▸ EXERCISE REQUIREMENTS: Restate the whole listing exactly.

◆ ◆ ◆

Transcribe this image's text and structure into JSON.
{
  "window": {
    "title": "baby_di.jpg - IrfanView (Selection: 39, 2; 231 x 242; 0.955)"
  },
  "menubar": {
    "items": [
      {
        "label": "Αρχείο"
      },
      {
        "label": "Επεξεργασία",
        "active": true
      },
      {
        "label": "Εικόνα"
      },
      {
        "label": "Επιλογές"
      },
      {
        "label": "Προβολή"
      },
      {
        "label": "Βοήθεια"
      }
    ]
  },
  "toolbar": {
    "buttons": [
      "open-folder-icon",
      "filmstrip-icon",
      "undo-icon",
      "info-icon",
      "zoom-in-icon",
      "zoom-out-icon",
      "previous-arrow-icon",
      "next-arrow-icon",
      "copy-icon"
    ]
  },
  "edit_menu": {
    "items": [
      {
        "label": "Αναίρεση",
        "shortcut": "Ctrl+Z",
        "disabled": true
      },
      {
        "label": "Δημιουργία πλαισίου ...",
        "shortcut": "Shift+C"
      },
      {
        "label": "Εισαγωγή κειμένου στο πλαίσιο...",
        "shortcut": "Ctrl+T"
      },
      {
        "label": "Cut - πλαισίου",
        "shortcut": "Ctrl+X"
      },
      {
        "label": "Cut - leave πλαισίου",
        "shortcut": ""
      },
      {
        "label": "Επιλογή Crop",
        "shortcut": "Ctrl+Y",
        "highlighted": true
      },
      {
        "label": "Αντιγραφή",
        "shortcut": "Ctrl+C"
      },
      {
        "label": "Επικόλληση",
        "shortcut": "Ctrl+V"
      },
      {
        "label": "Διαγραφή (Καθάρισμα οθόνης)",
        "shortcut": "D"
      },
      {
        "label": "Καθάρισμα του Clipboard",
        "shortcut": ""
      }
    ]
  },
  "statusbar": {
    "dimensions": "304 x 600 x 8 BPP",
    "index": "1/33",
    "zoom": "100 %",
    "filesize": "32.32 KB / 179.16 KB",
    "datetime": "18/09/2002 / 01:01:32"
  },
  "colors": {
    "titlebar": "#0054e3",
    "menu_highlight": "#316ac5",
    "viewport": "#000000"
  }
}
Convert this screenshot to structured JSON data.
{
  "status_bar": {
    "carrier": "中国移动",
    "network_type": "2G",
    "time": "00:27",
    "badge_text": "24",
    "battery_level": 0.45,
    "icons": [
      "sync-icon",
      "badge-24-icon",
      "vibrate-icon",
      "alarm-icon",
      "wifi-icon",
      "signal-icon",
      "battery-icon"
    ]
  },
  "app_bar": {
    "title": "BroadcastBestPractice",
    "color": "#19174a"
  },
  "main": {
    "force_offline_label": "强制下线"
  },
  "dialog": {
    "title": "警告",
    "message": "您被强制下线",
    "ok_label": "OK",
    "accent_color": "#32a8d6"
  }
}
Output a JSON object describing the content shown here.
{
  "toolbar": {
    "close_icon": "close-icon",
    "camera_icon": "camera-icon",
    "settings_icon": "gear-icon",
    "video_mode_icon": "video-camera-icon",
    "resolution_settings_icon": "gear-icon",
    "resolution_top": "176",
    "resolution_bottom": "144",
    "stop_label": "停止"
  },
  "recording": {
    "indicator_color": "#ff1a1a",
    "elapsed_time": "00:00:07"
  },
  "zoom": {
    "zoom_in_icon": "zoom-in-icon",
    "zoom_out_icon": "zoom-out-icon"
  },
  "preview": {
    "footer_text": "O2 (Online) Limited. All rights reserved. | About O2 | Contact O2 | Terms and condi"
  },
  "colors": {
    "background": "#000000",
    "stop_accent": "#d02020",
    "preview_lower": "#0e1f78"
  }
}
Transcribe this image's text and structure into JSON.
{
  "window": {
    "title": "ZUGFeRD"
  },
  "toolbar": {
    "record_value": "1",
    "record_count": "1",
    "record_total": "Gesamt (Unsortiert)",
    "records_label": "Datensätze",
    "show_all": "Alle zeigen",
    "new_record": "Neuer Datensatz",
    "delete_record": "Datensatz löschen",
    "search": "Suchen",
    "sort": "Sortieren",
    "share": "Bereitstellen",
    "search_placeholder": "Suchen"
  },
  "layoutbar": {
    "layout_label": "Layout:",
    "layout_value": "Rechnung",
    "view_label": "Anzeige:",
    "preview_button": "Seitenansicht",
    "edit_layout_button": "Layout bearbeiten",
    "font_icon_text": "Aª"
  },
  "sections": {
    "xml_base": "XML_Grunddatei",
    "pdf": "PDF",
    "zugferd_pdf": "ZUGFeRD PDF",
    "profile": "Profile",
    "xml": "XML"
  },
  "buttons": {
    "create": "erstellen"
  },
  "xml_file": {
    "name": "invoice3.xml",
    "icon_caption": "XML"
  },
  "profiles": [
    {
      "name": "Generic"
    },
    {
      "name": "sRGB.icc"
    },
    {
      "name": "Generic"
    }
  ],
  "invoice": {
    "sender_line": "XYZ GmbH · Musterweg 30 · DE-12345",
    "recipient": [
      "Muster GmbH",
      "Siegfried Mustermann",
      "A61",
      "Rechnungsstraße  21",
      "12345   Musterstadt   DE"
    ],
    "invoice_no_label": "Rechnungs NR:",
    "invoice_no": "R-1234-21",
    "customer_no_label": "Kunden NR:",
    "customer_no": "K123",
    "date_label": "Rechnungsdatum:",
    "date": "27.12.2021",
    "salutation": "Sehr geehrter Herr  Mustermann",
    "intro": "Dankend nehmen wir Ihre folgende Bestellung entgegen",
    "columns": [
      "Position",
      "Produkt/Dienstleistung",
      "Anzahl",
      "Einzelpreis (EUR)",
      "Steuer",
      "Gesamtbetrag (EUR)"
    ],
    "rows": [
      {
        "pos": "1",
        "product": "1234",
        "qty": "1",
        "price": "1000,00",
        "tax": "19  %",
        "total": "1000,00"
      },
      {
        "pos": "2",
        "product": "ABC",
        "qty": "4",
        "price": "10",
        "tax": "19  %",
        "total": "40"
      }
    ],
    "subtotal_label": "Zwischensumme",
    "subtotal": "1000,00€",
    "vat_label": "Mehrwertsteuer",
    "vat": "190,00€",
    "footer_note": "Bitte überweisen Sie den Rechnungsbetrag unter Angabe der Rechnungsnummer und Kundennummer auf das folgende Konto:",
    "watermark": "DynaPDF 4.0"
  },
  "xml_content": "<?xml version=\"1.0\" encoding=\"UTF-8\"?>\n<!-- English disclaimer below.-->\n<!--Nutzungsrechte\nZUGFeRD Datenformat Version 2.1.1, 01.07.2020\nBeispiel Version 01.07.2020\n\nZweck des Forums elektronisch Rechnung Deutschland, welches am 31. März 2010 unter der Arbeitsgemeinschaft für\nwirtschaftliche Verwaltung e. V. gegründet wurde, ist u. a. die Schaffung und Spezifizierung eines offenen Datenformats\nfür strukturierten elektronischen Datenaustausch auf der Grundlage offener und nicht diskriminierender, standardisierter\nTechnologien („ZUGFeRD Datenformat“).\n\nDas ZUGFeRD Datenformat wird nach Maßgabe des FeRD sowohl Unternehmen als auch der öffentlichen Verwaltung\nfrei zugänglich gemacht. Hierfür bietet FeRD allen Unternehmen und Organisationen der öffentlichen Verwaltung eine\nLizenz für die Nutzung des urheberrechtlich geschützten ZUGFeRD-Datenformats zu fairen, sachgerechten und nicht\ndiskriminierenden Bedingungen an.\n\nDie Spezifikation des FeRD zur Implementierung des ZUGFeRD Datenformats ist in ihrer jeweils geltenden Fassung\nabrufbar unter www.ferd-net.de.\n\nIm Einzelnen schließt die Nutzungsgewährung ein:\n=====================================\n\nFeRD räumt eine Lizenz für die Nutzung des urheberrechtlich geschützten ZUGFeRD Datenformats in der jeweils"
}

◆ ◆ ◆

▸ TASK RESPONSE:
Transcribe this image's text and structure into JSON.
{
  "window": {
    "title": "baby_di.jpg - IrfanView (Selection: 39, 2; 231 x 242; 0.955)"
  },
  "menubar": {
    "items": [
      {
        "label": "Αρχείο"
      },
      {
        "label": "Επεξεργασία",
        "active": true
      },
      {
        "label": "Εικόνα"
      },
      {
        "label": "Επιλογές"
      },
      {
        "label": "Προβολή"
      },
      {
        "label": "Βοήθεια"
      }
    ]
  },
  "toolbar": {
    "buttons": [
      "open-folder-icon",
      "filmstrip-icon",
      "undo-icon",
      "info-icon",
      "zoom-in-icon",
      "zoom-out-icon",
      "previous-arrow-icon",
      "next-arrow-icon",
      "copy-icon"
    ]
  },
  "edit_menu": {
    "items": [
      {
        "label": "Αναίρεση",
        "shortcut": "Ctrl+Z",
        "disabled": true
      },
      {
        "label": "Δημιουργία πλαισίου ...",
        "shortcut": "Shift+C"
      },
      {
        "label": "Εισαγωγή κειμένου στο πλαίσιο...",
        "shortcut": "Ctrl+T"
      },
      {
        "label": "Cut - πλαισίου",
        "shortcut": "Ctrl+X"
      },
      {
        "label": "Cut - leave πλαισίου",
        "shortcut": ""
      },
      {
        "label": "Επιλογή Crop",
        "shortcut": "Ctrl+Y",
        "highlighted": true
      },
      {
        "label": "Αντιγραφή",
        "shortcut": "Ctrl+C"
      },
      {
        "label": "Επικόλληση",
        "shortcut": "Ctrl+V"
      },
      {
        "label": "Διαγραφή (Καθάρισμα οθόνης)",
        "shortcut": "D"
      },
      {
        "label": "Καθάρισμα του Clipboard",
        "shortcut": ""
      }
    ]
  },
  "statusbar": {
    "dimensions": "304 x 600 x 8 BPP",
    "index": "1/33",
    "zoom": "100 %",
    "filesize": "32.32 KB / 179.16 KB",
    "datetime": "18/09/2002 / 01:01:32"
  },
  "colors": {
    "titlebar": "#0054e3",
    "menu_highlight": "#316ac5",
    "viewport": "#000000"
  }
}
Convert this screenshot to structured JSON data.
{
  "status_bar": {
    "carrier": "中国移动",
    "network_type": "2G",
    "time": "00:27",
    "badge_text": "24",
    "battery_level": 0.45,
    "icons": [
      "sync-icon",
      "badge-24-icon",
      "vibrate-icon",
      "alarm-icon",
      "wifi-icon",
      "signal-icon",
      "battery-icon"
    ]
  },
  "app_bar": {
    "title": "BroadcastBestPractice",
    "color": "#19174a"
  },
  "main": {
    "force_offline_label": "强制下线"
  },
  "dialog": {
    "title": "警告",
    "message": "您被强制下线",
    "ok_label": "OK",
    "accent_color": "#32a8d6"
  }
}
Output a JSON object describing the content shown here.
{
  "toolbar": {
    "close_icon": "close-icon",
    "camera_icon": "camera-icon",
    "settings_icon": "gear-icon",
    "video_mode_icon": "video-camera-icon",
    "resolution_settings_icon": "gear-icon",
    "resolution_top": "176",
    "resolution_bottom": "144",
    "stop_label": "停止"
  },
  "recording": {
    "indicator_color": "#ff1a1a",
    "elapsed_time": "00:00:07"
  },
  "zoom": {
    "zoom_in_icon": "zoom-in-icon",
    "zoom_out_icon": "zoom-out-icon"
  },
  "preview": {
    "footer_text": "O2 (Online) Limited. All rights reserved. | About O2 | Contact O2 | Terms and condi"
  },
  "colors": {
    "background": "#000000",
    "stop_accent": "#d02020",
    "preview_lower": "#0e1f78"
  }
}
Transcribe this image's text and structure into JSON.
{
  "window": {
    "title": "ZUGFeRD"
  },
  "toolbar": {
    "record_value": "1",
    "record_count": "1",
    "record_total": "Gesamt (Unsortiert)",
    "records_label": "Datensätze",
    "show_all": "Alle zeigen",
    "new_record": "Neuer Datensatz",
    "delete_record": "Datensatz löschen",
    "search": "Suchen",
    "sort": "Sortieren",
    "share": "Bereitstellen",
    "search_placeholder": "Suchen"
  },
  "layoutbar": {
    "layout_label": "Layout:",
    "layout_value": "Rechnung",
    "view_label": "Anzeige:",
    "preview_button": "Seitenansicht",
    "edit_layout_button": "Layout bearbeiten",
    "font_icon_text": "Aª"
  },
  "sections": {
    "xml_base": "XML_Grunddatei",
    "pdf": "PDF",
    "zugferd_pdf": "ZUGFeRD PDF",
    "profile": "Profile",
    "xml": "XML"
  },
  "buttons": {
    "create": "erstellen"
  },
  "xml_file": {
    "name": "invoice3.xml",
    "icon_caption": "XML"
  },
  "profiles": [
    {
      "name": "Generic"
    },
    {
      "name": "sRGB.icc"
    },
    {
      "name": "Generic"
    }
  ],
  "invoice": {
    "sender_line": "XYZ GmbH · Musterweg 30 · DE-12345",
    "recipient": [
      "Muster GmbH",
      "Siegfried Mustermann",
      "A61",
      "Rechnungsstraße  21",
      "12345   Musterstadt   DE"
    ],
    "invoice_no_label": "Rechnungs NR:",
    "invoice_no": "R-1234-21",
    "customer_no_label": "Kunden NR:",
    "customer_no": "K123",
    "date_label": "Rechnungsdatum:",
    "date": "27.12.2021",
    "salutation": "Sehr geehrter Herr  Mustermann",
    "intro": "Dankend nehmen wir Ihre folgende Bestellung entgegen",
    "columns": [
      "Position",
      "Produkt/Dienstleistung",
      "Anzahl",
      "Einzelpreis (EUR)",
      "Steuer",
      "Gesamtbetrag (EUR)"
    ],
    "rows": [
      {
        "pos": "1",
        "product": "1234",
        "qty": "1",
        "price": "1000,00",
        "tax": "19  %",
        "total": "1000,00"
      },
      {
        "pos": "2",
        "product": "ABC",
        "qty": "4",
        "price": "10",
        "tax": "19  %",
        "total": "40"
      }
    ],
    "subtotal_label": "Zwischensumme",
    "subtotal": "1000,00€",
    "vat_label": "Mehrwertsteuer",
    "vat": "190,00€",
    "footer_note": "Bitte überweisen Sie den Rechnungsbetrag unter Angabe der Rechnungsnummer und Kundennummer auf das folgende Konto:",
    "watermark": "DynaPDF 4.0"
  },
  "xml_content": "<?xml version=\"1.0\" encoding=\"UTF-8\"?>\n<!-- English disclaimer below.-->\n<!--Nutzungsrechte\nZUGFeRD Datenformat Version 2.1.1, 01.07.2020\nBeispiel Version 01.07.2020\n\nZweck des Forums elektronisch Rechnung Deutschland, welches am 31. März 2010 unter der Arbeitsgemeinschaft für\nwirtschaftliche Verwaltung e. V. gegründet wurde, ist u. a. die Schaffung und Spezifizierung eines offenen Datenformats\nfür strukturierten elektronischen Datenaustausch auf der Grundlage offener und nicht diskriminierender, standardisierter\nTechnologien („ZUGFeRD Datenformat“).\n\nDas ZUGFeRD Datenformat wird nach Maßgabe des FeRD sowohl Unternehmen als auch der öffentlichen Verwaltung\nfrei zugänglich gemacht. Hierfür bietet FeRD allen Unternehmen und Organisationen der öffentlichen Verwaltung eine\nLizenz für die Nutzung des urheberrechtlich geschützten ZUGFeRD-Datenformats zu fairen, sachgerechten und nicht\ndiskriminierenden Bedingungen an.\n\nDie Spezifikation des FeRD zur Implementierung des ZUGFeRD Datenformats ist in ihrer jeweils geltenden Fassung\nabrufbar unter www.ferd-net.de.\n\nIm Einzelnen schließt die Nutzungsgewährung ein:\n=====================================\n\nFeRD räumt eine Lizenz für die Nutzung des urheberrechtlich geschützten ZUGFeRD Datenformats in der jeweils"
}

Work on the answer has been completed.